> _Exercise details_
Check each line of the records below and collect those that include the word "Health".

> _Information supplied_

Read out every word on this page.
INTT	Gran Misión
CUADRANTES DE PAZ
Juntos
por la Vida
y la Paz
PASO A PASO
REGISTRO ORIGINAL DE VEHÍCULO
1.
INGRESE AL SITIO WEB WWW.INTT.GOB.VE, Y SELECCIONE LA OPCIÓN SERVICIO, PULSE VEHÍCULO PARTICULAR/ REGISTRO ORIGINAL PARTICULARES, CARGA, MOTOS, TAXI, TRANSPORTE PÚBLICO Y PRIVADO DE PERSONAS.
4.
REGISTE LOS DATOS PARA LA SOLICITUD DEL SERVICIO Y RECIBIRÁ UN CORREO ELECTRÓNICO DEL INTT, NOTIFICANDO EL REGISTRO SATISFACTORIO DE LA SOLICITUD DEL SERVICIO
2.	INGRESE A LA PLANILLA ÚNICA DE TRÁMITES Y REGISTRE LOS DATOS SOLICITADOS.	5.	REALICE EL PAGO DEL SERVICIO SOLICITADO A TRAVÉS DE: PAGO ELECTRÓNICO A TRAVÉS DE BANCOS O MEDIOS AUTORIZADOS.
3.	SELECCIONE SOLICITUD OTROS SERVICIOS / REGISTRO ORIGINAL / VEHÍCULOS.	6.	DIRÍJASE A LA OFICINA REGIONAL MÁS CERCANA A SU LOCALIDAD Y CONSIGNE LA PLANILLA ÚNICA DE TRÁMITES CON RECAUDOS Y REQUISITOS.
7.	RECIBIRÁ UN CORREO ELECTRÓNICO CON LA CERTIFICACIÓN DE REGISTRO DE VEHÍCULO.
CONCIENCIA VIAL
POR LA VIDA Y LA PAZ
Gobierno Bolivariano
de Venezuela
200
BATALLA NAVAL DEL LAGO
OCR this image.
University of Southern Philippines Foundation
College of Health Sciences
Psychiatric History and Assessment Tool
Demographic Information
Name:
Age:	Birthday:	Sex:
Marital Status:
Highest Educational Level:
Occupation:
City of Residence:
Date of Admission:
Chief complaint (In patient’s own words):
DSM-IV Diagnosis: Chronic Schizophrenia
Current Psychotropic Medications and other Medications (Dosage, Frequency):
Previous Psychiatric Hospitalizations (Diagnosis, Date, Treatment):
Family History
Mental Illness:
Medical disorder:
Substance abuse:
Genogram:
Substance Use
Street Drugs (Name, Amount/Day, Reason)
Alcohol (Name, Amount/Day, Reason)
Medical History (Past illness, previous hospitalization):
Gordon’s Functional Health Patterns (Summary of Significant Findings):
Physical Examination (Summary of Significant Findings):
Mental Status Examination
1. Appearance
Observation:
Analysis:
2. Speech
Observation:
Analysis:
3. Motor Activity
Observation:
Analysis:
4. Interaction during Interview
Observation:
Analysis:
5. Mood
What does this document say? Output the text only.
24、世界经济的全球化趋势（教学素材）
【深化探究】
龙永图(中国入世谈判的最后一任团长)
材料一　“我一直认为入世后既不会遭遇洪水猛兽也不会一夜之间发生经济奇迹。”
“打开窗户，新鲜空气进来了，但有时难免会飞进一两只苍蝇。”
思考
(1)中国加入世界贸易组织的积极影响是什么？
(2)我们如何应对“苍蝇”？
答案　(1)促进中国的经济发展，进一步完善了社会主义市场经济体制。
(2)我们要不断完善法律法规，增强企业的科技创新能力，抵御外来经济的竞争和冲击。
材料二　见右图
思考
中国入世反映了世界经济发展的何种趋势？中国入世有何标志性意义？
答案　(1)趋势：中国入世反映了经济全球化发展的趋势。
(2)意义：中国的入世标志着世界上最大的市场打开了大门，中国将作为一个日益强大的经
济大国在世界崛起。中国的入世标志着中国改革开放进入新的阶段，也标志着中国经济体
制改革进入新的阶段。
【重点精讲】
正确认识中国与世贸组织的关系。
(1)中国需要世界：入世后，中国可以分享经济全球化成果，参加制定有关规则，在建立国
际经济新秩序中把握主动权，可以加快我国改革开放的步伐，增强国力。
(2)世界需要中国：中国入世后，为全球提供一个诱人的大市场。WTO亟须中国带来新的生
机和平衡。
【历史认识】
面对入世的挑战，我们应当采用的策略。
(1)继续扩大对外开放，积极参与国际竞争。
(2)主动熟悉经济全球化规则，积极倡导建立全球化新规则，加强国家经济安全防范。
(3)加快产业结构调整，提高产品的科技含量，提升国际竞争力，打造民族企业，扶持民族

> _Solution to the exercise_
College of Health Sciences
Gordon’s Functional Health Patterns (Summary of Significant Findings):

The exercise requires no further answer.